GOAL OF THE EXERCISE: Quote, without any change, the line that contains "Enumerate this screenshot's" and all lines that follow it to the end of the data below.

MATERIAL FOR THIS EXERCISE:
· · · · ·
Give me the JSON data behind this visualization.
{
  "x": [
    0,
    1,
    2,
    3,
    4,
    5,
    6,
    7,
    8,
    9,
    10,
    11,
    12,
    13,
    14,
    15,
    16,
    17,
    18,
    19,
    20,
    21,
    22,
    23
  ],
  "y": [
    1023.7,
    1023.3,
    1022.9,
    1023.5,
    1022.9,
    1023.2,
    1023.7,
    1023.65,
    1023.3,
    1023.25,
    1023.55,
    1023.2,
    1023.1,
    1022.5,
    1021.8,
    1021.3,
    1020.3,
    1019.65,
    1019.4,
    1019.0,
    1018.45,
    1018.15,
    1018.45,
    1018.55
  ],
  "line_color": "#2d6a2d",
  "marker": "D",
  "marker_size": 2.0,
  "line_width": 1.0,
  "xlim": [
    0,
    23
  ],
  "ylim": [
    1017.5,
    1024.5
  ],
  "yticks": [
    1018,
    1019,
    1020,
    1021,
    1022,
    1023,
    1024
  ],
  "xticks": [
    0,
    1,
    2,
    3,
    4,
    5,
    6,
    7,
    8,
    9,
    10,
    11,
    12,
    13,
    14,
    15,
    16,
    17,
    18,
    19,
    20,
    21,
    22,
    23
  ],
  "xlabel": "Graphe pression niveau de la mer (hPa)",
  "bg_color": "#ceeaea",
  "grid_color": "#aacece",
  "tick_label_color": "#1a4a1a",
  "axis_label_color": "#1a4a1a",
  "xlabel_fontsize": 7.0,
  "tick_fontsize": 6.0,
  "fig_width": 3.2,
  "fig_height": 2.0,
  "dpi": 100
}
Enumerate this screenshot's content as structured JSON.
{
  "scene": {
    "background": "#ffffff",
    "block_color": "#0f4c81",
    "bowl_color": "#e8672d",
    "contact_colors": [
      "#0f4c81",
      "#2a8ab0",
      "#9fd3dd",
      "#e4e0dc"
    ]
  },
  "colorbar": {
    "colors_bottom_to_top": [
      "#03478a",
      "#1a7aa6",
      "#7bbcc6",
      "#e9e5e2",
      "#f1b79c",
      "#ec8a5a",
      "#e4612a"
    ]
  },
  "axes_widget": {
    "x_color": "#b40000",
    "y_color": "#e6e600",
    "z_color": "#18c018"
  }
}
· · · · ·
EXERCISE RESPONSE:
Enumerate this screenshot's content as structured JSON.
{
  "scene": {
    "background": "#ffffff",
    "block_color": "#0f4c81",
    "bowl_color": "#e8672d",
    "contact_colors": [
      "#0f4c81",
      "#2a8ab0",
      "#9fd3dd",
      "#e4e0dc"
    ]
  },
  "colorbar": {
    "colors_bottom_to_top": [
      "#03478a",
      "#1a7aa6",
      "#7bbcc6",
      "#e9e5e2",
      "#f1b79c",
      "#ec8a5a",
      "#e4612a"
    ]
  },
  "axes_widget": {
    "x_color": "#b40000",
    "y_color": "#e6e600",
    "z_color": "#18c018"
  }
}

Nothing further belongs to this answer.